- Instruction: Can you restate the records below word for word?

=== Dataset extract ===

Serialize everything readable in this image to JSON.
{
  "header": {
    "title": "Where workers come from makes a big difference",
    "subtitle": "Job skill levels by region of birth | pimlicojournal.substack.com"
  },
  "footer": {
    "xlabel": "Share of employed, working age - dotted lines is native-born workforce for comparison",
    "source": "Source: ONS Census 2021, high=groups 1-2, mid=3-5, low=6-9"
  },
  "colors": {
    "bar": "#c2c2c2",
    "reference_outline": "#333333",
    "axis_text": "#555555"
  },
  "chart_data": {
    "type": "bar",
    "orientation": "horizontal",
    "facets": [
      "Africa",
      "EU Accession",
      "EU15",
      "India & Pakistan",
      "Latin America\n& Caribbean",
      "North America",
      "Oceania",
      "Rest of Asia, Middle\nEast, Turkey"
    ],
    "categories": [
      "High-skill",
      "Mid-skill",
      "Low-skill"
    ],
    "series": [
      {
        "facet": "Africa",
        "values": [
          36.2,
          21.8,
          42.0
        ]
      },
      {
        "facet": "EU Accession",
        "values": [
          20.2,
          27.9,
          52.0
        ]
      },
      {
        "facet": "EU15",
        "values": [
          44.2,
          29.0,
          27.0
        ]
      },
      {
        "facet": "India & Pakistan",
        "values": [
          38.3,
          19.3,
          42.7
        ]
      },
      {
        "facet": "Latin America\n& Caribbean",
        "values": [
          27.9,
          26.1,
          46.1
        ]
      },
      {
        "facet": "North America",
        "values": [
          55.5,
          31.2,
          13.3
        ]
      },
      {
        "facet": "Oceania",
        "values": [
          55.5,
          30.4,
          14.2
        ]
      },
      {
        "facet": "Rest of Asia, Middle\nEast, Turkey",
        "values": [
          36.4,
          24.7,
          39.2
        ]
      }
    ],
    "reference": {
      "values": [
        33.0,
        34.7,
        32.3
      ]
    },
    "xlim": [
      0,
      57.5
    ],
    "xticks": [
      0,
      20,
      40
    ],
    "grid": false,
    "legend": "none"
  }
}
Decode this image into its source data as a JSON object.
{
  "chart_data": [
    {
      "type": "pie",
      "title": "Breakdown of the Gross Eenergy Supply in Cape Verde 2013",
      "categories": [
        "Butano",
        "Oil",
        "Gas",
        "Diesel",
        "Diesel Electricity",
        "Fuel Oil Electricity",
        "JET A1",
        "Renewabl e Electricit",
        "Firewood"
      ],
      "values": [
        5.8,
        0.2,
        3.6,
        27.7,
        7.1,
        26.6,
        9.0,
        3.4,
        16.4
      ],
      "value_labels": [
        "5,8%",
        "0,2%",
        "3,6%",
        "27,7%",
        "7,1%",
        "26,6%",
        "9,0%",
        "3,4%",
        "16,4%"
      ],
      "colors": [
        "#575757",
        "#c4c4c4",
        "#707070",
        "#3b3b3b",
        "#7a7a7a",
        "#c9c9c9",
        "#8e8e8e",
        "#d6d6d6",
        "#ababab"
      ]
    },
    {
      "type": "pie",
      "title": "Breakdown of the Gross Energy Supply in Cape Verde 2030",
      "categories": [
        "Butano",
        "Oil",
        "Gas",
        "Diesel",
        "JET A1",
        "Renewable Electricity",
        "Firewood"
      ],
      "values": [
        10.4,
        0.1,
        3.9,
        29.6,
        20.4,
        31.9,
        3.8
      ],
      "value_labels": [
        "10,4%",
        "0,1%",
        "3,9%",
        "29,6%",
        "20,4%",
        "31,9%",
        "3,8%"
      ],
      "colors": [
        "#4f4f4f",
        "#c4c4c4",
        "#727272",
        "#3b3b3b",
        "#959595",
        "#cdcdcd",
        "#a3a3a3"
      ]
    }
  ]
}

===

- Exercise response:
Serialize everything readable in this image to JSON.
{
  "header": {
    "title": "Where workers come from makes a big difference",
    "subtitle": "Job skill levels by region of birth | pimlicojournal.substack.com"
  },
  "footer": {
    "xlabel": "Share of employed, working age - dotted lines is native-born workforce for comparison",
    "source": "Source: ONS Census 2021, high=groups 1-2, mid=3-5, low=6-9"
  },
  "colors": {
    "bar": "#c2c2c2",
    "reference_outline": "#333333",
    "axis_text": "#555555"
  },
  "chart_data": {
    "type": "bar",
    "orientation": "horizontal",
    "facets": [
      "Africa",
      "EU Accession",
      "EU15",
      "India & Pakistan",
      "Latin America\n& Caribbean",
      "North America",
      "Oceania",
      "Rest of Asia, Middle\nEast, Turkey"
    ],
    "categories": [
      "High-skill",
      "Mid-skill",
      "Low-skill"
    ],
    "series": [
      {
        "facet": "Africa",
        "values": [
          36.2,
          21.8,
          42.0
        ]
      },
      {
        "facet": "EU Accession",
        "values": [
          20.2,
          27.9,
          52.0
        ]
      },
      {
        "facet": "EU15",
        "values": [
          44.2,
          29.0,
          27.0
        ]
      },
      {
        "facet": "India & Pakistan",
        "values": [
          38.3,
          19.3,
          42.7
        ]
      },
      {
        "facet": "Latin America\n& Caribbean",
        "values": [
          27.9,
          26.1,
          46.1
        ]
      },
      {
        "facet": "North America",
        "values": [
          55.5,
          31.2,
          13.3
        ]
      },
      {
        "facet": "Oceania",
        "values": [
          55.5,
          30.4,
          14.2
        ]
      },
      {
        "facet": "Rest of Asia, Middle\nEast, Turkey",
        "values": [
          36.4,
          24.7,
          39.2
        ]
      }
    ],
    "reference": {
      "values": [
        33.0,
        34.7,
        32.3
      ]
    },
    "xlim": [
      0,
      57.5
    ],
    "xticks": [
      0,
      20,
      40
    ],
    "grid": false,
    "legend": "none"
  }
}
Decode this image into its source data as a JSON object.
{
  "chart_data": [
    {
      "type": "pie",
      "title": "Breakdown of the Gross Eenergy Supply in Cape Verde 2013",
      "categories": [
        "Butano",
        "Oil",
        "Gas",
        "Diesel",
        "Diesel Electricity",
        "Fuel Oil Electricity",
        "JET A1",
        "Renewabl e Electricit",
        "Firewood"
      ],
      "values": [
        5.8,
        0.2,
        3.6,
        27.7,
        7.1,
        26.6,
        9.0,
        3.4,
        16.4
      ],
      "value_labels": [
        "5,8%",
        "0,2%",
        "3,6%",
        "27,7%",
        "7,1%",
        "26,6%",
        "9,0%",
        "3,4%",
        "16,4%"
      ],
      "colors": [
        "#575757",
        "#c4c4c4",
        "#707070",
        "#3b3b3b",
        "#7a7a7a",
        "#c9c9c9",
        "#8e8e8e",
        "#d6d6d6",
        "#ababab"
      ]
    },
    {
      "type": "pie",
      "title": "Breakdown of the Gross Energy Supply in Cape Verde 2030",
      "categories": [
        "Butano",
        "Oil",
        "Gas",
        "Diesel",
        "JET A1",
        "Renewable Electricity",
        "Firewood"
      ],
      "values": [
        10.4,
        0.1,
        3.9,
        29.6,
        20.4,
        31.9,
        3.8
      ],
      "value_labels": [
        "10,4%",
        "0,1%",
        "3,9%",
        "29,6%",
        "20,4%",
        "31,9%",
        "3,8%"
      ],
      "colors": [
        "#4f4f4f",
        "#c4c4c4",
        "#727272",
        "#3b3b3b",
        "#959595",
        "#cdcdcd",
        "#a3a3a3"
      ]
    }
  ]
}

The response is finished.